— START —

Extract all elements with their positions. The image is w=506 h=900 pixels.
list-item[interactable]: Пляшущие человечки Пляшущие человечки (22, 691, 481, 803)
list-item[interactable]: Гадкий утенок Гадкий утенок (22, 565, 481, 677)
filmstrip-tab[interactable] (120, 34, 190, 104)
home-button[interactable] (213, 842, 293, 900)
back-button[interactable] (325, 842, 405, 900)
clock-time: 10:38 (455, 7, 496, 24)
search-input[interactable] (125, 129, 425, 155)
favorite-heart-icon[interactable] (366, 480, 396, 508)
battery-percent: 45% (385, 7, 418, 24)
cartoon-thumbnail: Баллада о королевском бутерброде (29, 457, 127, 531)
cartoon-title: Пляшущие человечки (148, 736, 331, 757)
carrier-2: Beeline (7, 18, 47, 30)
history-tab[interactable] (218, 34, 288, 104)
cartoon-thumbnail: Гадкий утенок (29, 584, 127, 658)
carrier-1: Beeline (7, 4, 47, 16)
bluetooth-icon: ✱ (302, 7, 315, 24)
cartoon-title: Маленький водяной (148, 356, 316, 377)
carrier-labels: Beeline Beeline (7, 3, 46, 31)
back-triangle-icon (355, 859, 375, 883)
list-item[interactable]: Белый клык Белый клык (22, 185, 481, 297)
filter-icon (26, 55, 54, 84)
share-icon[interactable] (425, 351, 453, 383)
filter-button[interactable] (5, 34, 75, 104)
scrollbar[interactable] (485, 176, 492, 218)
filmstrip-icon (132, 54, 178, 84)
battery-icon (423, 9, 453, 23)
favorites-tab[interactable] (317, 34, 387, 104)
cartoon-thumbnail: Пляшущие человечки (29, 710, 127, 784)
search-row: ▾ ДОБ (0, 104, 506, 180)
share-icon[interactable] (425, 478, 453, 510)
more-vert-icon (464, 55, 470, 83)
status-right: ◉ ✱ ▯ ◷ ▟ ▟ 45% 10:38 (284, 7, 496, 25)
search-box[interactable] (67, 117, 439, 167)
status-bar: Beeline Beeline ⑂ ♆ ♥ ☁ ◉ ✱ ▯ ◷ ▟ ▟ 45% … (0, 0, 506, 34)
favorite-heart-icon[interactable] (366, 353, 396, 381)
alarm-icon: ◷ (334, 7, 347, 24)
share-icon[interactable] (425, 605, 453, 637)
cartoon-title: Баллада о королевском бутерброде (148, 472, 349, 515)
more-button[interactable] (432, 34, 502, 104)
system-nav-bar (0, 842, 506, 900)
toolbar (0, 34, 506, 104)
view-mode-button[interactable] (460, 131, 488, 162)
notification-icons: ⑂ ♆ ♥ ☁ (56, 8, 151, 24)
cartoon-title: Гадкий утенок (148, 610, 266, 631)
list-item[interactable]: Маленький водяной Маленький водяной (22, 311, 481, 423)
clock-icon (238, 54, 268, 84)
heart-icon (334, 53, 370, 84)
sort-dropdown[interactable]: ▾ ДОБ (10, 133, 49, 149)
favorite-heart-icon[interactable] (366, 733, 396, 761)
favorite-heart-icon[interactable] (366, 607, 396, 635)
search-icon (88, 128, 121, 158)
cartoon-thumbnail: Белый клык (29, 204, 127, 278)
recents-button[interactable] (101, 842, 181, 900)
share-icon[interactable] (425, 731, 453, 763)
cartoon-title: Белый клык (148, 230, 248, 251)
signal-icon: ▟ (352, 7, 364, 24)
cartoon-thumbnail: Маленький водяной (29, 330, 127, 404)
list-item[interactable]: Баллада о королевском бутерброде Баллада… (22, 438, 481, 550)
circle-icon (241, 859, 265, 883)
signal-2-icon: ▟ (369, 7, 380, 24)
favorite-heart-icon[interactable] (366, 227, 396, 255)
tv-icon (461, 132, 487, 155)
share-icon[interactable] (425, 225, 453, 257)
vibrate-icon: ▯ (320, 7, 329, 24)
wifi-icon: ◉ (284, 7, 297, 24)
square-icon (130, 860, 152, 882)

— END —
— START —

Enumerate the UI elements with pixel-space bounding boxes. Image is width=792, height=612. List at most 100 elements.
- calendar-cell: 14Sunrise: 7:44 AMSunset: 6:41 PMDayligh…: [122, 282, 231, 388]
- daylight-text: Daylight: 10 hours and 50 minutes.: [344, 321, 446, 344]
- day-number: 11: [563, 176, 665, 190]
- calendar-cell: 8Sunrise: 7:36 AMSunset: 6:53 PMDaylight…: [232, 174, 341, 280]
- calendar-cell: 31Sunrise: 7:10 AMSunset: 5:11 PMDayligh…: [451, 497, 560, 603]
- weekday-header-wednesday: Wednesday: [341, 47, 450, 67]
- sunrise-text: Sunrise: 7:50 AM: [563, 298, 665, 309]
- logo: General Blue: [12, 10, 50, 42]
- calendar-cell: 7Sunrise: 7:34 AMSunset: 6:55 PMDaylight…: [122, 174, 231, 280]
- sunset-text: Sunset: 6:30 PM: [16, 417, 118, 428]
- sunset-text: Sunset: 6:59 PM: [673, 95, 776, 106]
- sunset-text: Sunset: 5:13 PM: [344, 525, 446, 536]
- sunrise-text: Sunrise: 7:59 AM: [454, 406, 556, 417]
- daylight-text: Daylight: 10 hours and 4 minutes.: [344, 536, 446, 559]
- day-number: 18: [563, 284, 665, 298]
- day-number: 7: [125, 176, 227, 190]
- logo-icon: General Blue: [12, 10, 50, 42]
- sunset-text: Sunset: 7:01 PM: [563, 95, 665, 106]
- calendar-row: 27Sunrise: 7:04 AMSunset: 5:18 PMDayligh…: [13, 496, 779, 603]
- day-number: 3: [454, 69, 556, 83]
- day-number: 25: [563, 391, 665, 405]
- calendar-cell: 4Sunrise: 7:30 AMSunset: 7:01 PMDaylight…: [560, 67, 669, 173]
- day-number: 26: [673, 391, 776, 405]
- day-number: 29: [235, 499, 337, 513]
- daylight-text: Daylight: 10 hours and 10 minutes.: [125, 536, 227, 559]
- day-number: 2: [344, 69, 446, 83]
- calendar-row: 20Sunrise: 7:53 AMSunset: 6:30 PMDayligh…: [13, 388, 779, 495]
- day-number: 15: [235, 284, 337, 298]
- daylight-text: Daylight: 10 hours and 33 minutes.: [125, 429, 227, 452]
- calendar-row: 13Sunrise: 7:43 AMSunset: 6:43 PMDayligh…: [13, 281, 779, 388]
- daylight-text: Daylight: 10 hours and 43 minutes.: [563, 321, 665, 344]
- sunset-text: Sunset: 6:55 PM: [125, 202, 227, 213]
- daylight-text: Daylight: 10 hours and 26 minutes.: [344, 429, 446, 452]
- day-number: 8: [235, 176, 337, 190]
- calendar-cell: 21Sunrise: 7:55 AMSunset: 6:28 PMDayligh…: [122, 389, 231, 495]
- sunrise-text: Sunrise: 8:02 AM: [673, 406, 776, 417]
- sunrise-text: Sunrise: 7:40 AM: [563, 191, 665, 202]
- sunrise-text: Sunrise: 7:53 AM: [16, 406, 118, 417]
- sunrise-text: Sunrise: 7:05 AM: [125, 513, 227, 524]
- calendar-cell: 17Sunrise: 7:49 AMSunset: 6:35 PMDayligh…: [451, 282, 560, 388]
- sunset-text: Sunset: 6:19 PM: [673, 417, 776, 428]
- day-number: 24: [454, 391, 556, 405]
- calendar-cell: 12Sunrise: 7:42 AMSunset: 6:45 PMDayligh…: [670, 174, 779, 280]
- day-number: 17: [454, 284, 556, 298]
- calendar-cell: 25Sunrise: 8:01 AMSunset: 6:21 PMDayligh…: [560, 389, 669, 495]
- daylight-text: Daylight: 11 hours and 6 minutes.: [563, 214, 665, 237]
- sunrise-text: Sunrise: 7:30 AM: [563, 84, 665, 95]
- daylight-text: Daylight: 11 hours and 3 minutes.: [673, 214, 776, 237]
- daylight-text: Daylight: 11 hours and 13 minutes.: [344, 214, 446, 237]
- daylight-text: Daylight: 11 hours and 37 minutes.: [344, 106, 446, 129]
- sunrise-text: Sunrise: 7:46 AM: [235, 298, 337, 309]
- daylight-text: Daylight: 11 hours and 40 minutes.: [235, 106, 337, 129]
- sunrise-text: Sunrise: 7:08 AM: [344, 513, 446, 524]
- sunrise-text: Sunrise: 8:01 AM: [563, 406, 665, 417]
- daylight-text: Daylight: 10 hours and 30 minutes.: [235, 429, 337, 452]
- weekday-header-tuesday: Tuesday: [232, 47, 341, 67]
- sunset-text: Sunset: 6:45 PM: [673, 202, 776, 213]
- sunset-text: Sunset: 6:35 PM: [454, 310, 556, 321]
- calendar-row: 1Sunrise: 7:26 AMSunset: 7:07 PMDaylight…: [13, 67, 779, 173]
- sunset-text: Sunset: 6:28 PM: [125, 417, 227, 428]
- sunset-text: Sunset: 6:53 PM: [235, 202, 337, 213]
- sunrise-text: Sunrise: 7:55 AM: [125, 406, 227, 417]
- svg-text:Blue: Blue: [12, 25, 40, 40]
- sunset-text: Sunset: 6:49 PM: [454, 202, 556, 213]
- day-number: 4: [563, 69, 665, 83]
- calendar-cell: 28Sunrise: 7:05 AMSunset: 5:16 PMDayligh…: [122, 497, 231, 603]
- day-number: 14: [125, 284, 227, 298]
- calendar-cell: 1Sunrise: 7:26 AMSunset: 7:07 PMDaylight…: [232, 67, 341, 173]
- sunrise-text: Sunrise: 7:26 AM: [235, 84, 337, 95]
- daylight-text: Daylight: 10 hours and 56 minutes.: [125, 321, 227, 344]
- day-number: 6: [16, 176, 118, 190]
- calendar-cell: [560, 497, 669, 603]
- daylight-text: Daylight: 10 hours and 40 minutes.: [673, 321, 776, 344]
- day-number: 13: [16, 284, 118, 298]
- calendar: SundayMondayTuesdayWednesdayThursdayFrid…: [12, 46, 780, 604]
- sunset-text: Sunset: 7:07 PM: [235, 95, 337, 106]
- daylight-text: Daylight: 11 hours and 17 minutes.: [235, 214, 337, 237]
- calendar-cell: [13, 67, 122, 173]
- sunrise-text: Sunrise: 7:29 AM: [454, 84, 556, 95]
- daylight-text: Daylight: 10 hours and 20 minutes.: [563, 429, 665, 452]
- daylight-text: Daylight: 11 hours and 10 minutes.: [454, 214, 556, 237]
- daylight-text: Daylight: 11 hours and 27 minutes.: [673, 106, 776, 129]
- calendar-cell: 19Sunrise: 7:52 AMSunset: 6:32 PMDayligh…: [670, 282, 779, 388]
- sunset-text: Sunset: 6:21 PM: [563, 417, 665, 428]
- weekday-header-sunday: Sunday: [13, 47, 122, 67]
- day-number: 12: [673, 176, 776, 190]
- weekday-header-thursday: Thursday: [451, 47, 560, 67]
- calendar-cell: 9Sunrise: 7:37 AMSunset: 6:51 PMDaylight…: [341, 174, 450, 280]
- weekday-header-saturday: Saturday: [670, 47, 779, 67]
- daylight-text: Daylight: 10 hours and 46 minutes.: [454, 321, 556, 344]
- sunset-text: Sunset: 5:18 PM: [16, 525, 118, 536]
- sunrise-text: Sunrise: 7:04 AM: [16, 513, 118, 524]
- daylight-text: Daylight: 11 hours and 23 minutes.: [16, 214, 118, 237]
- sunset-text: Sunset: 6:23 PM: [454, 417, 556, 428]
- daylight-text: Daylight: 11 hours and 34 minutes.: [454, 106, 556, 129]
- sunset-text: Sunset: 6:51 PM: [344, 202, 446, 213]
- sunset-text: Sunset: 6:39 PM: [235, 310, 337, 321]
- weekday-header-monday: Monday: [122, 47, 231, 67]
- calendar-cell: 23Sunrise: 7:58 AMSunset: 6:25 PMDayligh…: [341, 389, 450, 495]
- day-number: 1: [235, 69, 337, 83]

— END —

Exercise aim
Rewrite the lines starting at the one containing "Enumerate the UI" and ending at the one containing "- sunset-text: Sunset: 5:13", with "sunset-text" changed to "sunset-label" and nothing else altered. Return only those lines.

Right answer
Enumerate the UI elements with pixel-space bounding boxes. Image is width=792, height=612. List at most 100 elements.
- calendar-cell: 14Sunrise: 7:44 AMSunset: 6:41 PMDayligh…: [122, 282, 231, 388]
- daylight-text: Daylight: 10 hours and 50 minutes.: [344, 321, 446, 344]
- day-number: 11: [563, 176, 665, 190]
- calendar-cell: 8Sunrise: 7:36 AMSunset: 6:53 PMDaylight…: [232, 174, 341, 280]
- calendar-cell: 31Sunrise: 7:10 AMSunset: 5:11 PMDayligh…: [451, 497, 560, 603]
- weekday-header-wednesday: Wednesday: [341, 47, 450, 67]
- sunrise-text: Sunrise: 7:50 AM: [563, 298, 665, 309]
- logo: General Blue: [12, 10, 50, 42]
- calendar-cell: 7Sunrise: 7:34 AMSunset: 6:55 PMDaylight…: [122, 174, 231, 280]
- sunset-label: Sunset: 6:30 PM: [16, 417, 118, 428]
- sunset-label: Sunset: 6:59 PM: [673, 95, 776, 106]
- sunset-label: Sunset: 5:13 PM: [344, 525, 446, 536]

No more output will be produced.